▶ Work to do
All entries are to be given again verbatim.

─── Records to process

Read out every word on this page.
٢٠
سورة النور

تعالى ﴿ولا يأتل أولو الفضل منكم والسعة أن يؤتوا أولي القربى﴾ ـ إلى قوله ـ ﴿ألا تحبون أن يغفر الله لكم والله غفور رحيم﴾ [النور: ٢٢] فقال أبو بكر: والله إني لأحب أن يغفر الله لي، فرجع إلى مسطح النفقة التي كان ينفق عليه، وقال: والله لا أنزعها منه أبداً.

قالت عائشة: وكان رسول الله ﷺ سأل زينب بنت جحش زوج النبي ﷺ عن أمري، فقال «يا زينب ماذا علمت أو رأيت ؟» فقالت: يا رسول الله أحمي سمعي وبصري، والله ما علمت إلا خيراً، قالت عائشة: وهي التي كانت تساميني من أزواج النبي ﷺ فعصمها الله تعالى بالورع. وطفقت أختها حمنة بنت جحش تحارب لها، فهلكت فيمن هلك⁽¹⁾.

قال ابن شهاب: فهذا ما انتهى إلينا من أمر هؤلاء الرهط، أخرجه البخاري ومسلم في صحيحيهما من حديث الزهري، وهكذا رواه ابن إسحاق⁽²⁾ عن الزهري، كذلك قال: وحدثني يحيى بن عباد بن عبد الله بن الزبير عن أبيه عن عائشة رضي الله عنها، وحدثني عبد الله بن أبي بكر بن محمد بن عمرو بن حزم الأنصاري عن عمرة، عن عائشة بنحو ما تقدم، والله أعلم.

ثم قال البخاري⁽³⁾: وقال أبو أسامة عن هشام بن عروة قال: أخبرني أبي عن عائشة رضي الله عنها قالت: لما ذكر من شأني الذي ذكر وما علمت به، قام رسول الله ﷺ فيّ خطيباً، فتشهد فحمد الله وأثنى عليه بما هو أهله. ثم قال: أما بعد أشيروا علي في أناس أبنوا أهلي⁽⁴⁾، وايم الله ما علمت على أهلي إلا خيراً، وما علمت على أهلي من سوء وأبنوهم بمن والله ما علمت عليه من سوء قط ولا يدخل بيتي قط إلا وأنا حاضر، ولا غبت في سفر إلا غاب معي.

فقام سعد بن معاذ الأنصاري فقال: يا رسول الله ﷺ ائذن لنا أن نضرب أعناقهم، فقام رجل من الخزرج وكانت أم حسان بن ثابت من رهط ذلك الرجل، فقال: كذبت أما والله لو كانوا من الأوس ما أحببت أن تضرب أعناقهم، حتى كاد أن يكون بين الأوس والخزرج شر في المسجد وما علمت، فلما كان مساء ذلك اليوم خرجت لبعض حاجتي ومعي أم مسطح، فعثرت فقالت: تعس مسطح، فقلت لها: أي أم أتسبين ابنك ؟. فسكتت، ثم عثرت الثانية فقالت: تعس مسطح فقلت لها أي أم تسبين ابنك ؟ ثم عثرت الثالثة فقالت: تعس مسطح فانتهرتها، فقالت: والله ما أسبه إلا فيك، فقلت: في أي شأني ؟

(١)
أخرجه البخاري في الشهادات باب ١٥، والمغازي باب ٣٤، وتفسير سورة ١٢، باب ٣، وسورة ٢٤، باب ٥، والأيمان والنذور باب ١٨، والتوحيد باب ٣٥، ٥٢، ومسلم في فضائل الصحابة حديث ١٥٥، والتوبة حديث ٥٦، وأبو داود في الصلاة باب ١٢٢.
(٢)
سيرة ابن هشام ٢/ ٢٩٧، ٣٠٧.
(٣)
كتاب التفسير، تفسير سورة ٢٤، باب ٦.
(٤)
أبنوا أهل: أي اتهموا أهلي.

──────

▶ Final answer
Read out every word on this page.
٢٠
سورة النور

تعالى ﴿ولا يأتل أولو الفضل منكم والسعة أن يؤتوا أولي القربى﴾ ـ إلى قوله ـ ﴿ألا تحبون أن يغفر الله لكم والله غفور رحيم﴾ [النور: ٢٢] فقال أبو بكر: والله إني لأحب أن يغفر الله لي، فرجع إلى مسطح النفقة التي كان ينفق عليه، وقال: والله لا أنزعها منه أبداً.

قالت عائشة: وكان رسول الله ﷺ سأل زينب بنت جحش زوج النبي ﷺ عن أمري، فقال «يا زينب ماذا علمت أو رأيت ؟» فقالت: يا رسول الله أحمي سمعي وبصري، والله ما علمت إلا خيراً، قالت عائشة: وهي التي كانت تساميني من أزواج النبي ﷺ فعصمها الله تعالى بالورع. وطفقت أختها حمنة بنت جحش تحارب لها، فهلكت فيمن هلك⁽¹⁾.

قال ابن شهاب: فهذا ما انتهى إلينا من أمر هؤلاء الرهط، أخرجه البخاري ومسلم في صحيحيهما من حديث الزهري، وهكذا رواه ابن إسحاق⁽²⁾ عن الزهري، كذلك قال: وحدثني يحيى بن عباد بن عبد الله بن الزبير عن أبيه عن عائشة رضي الله عنها، وحدثني عبد الله بن أبي بكر بن محمد بن عمرو بن حزم الأنصاري عن عمرة، عن عائشة بنحو ما تقدم، والله أعلم.

ثم قال البخاري⁽³⁾: وقال أبو أسامة عن هشام بن عروة قال: أخبرني أبي عن عائشة رضي الله عنها قالت: لما ذكر من شأني الذي ذكر وما علمت به، قام رسول الله ﷺ فيّ خطيباً، فتشهد فحمد الله وأثنى عليه بما هو أهله. ثم قال: أما بعد أشيروا علي في أناس أبنوا أهلي⁽⁴⁾، وايم الله ما علمت على أهلي إلا خيراً، وما علمت على أهلي من سوء وأبنوهم بمن والله ما علمت عليه من سوء قط ولا يدخل بيتي قط إلا وأنا حاضر، ولا غبت في سفر إلا غاب معي.

فقام سعد بن معاذ الأنصاري فقال: يا رسول الله ﷺ ائذن لنا أن نضرب أعناقهم، فقام رجل من الخزرج وكانت أم حسان بن ثابت من رهط ذلك الرجل، فقال: كذبت أما والله لو كانوا من الأوس ما أحببت أن تضرب أعناقهم، حتى كاد أن يكون بين الأوس والخزرج شر في المسجد وما علمت، فلما كان مساء ذلك اليوم خرجت لبعض حاجتي ومعي أم مسطح، فعثرت فقالت: تعس مسطح، فقلت لها: أي أم أتسبين ابنك ؟. فسكتت، ثم عثرت الثانية فقالت: تعس مسطح فقلت لها أي أم تسبين ابنك ؟ ثم عثرت الثالثة فقالت: تعس مسطح فانتهرتها، فقالت: والله ما أسبه إلا فيك، فقلت: في أي شأني ؟

(١)
أخرجه البخاري في الشهادات باب ١٥، والمغازي باب ٣٤، وتفسير سورة ١٢، باب ٣، وسورة ٢٤، باب ٥، والأيمان والنذور باب ١٨، والتوحيد باب ٣٥، ٥٢، ومسلم في فضائل الصحابة حديث ١٥٥، والتوبة حديث ٥٦، وأبو داود في الصلاة باب ١٢٢.
(٢)
سيرة ابن هشام ٢/ ٢٩٧، ٣٠٧.
(٣)
كتاب التفسير، تفسير سورة ٢٤، باب ٦.
(٤)
أبنوا أهل: أي اتهموا أهلي.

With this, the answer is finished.